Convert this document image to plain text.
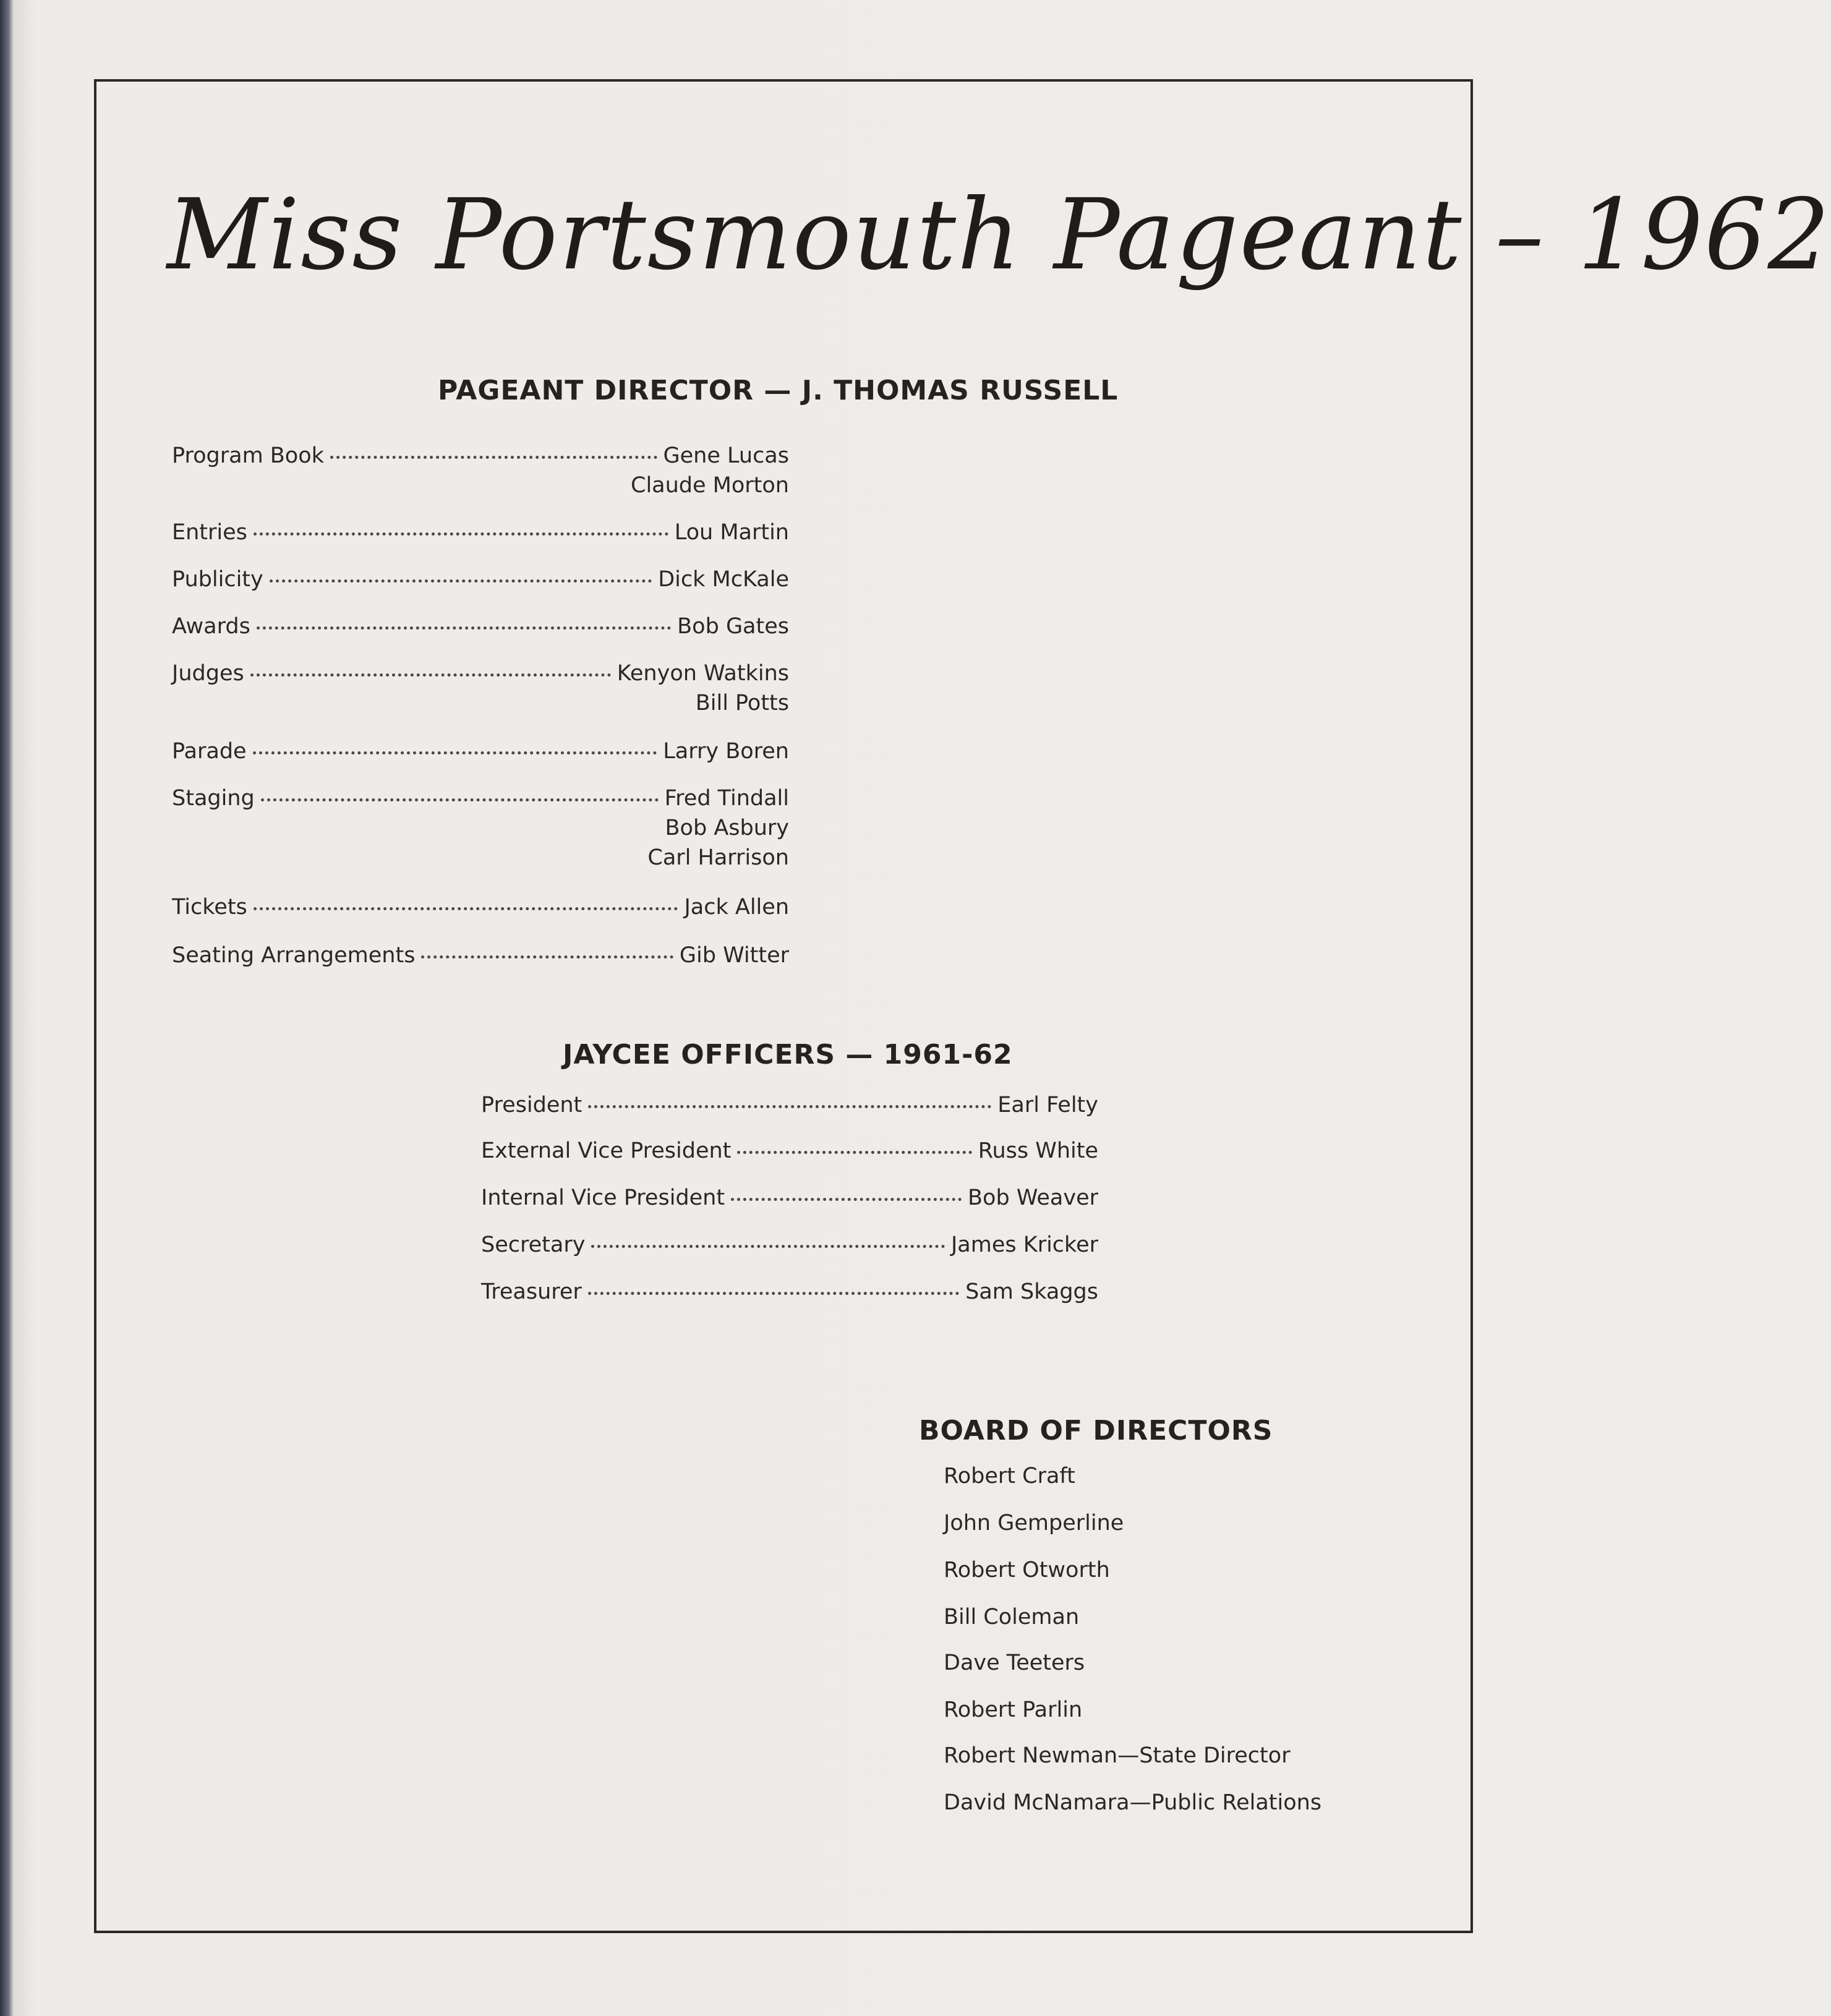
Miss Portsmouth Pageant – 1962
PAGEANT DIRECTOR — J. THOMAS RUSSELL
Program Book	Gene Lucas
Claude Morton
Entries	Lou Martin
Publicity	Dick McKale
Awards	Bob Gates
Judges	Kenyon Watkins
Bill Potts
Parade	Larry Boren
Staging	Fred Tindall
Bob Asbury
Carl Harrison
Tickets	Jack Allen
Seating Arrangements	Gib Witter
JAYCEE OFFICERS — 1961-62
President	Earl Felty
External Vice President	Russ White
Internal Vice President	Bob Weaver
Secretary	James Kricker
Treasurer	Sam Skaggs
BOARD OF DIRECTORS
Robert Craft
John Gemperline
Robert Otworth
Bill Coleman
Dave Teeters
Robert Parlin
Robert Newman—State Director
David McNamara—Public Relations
* * *
__Your task__.
Transcribe every line from the records above without alteration, and leave out the images.

__Finished task__.
Convert this document image to plain text.
Miss Portsmouth Pageant – 1962
PAGEANT DIRECTOR — J. THOMAS RUSSELL
Program Book	Gene Lucas
Claude Morton
Entries	Lou Martin
Publicity	Dick McKale
Awards	Bob Gates
Judges	Kenyon Watkins
Bill Potts
Parade	Larry Boren
Staging	Fred Tindall
Bob Asbury
Carl Harrison
Tickets	Jack Allen
Seating Arrangements	Gib Witter
JAYCEE OFFICERS — 1961-62
President	Earl Felty
External Vice President	Russ White
Internal Vice President	Bob Weaver
Secretary	James Kricker
Treasurer	Sam Skaggs
BOARD OF DIRECTORS
Robert Craft
John Gemperline
Robert Otworth
Bill Coleman
Dave Teeters
Robert Parlin
Robert Newman—State Director
David McNamara—Public Relations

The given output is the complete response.